◆ EXERCISE DESCRIPTION
Below are records; give the number of their lines that contain "Lady", and only that number.

+++ RAW DATA

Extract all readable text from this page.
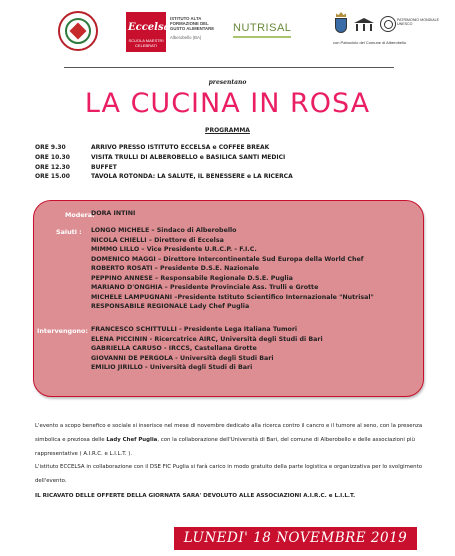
Eccelsa
SCUOLA MAESTRI CELEBRATI
ISTITUTO ALTA FORMAZIONE DEL GUSTO ALIMENTARE
Alberobello (BA)
NUTRISAL
PATRIMONIO MONDIALE UNESCO
con Patrocinio del Comune di Alberobello
presentano
LA CUCINA IN ROSA
PROGRAMMA
ORE 9.30	ARRIVO PRESSO ISTITUTO ECCELSA e COFFEE BREAK
ORE 10.30	VISITA TRULLI DI ALBEROBELLO e BASILICA SANTI MEDICI
ORE 12.30	BUFFET
ORE 15.00	TAVOLA ROTONDA: LA SALUTE, IL BENESSERE e LA RICERCA
Modera:
DORA INTINI
Saluti : LONGO MICHELE – Sindaco di Alberobello
NICOLA CHIELLI – Direttore di Eccelsa
MIMMO LILLO – Vice Presidente U.R.C.P. - F.I.C.
DOMENICO MAGGI – Direttore Intercontinentale Sud Europa della World Chef
ROBERTO ROSATI – Presidente D.S.E. Nazionale
PEPPINO ANNESE – Responsabile Regionale D.S.E. Puglia
MARIANO D'ONGHIA – Presidente Provinciale Ass. Trulli e Grotte
MICHELE LAMPUGNANI –Presidente Istituto Scientifico Internazionale "Nutrisal"
RESPONSABILE REGIONALE Lady Chef Puglia
Intervengono: FRANCESCO SCHITTULLI - Presidente Lega Italiana Tumori
ELENA PICCININ - Ricercatrice AIRC, Università degli Studi di Bari
GABRIELLA CARUSO - IRCCS, Castellana Grotte
GIOVANNI DE PERGOLA - Università degli Studi Bari
EMILIO JIRILLO - Università degli Studi di Bari

L'evento a scopo benefico e sociale si inserisce nel mese di novembre dedicato alla ricerca contro il cancro e il tumore al seno, con la presenza simbolica e preziosa delle Lady Chef Puglia, con la collaborazione dell'Università di Bari, del comune di Alberobello e delle associazioni più rappresentative ( A.I.R.C. e L.I.L.T. ).

L'istituto ECCELSA in collaborazione con il DSE FIC Puglia si farà carico in modo gratuito della parte logistica e organizzativa per lo svolgimento dell'evento.

IL RICAVATO DELLE OFFERTE DELLA GIORNATA SARA' DEVOLUTO ALLE ASSOCIAZIONI A.I.R.C. e L.I.L.T.
LUNEDI' 18 NOVEMBRE 2019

++++++

◆ SOLUTION TO THE EXERCISE
2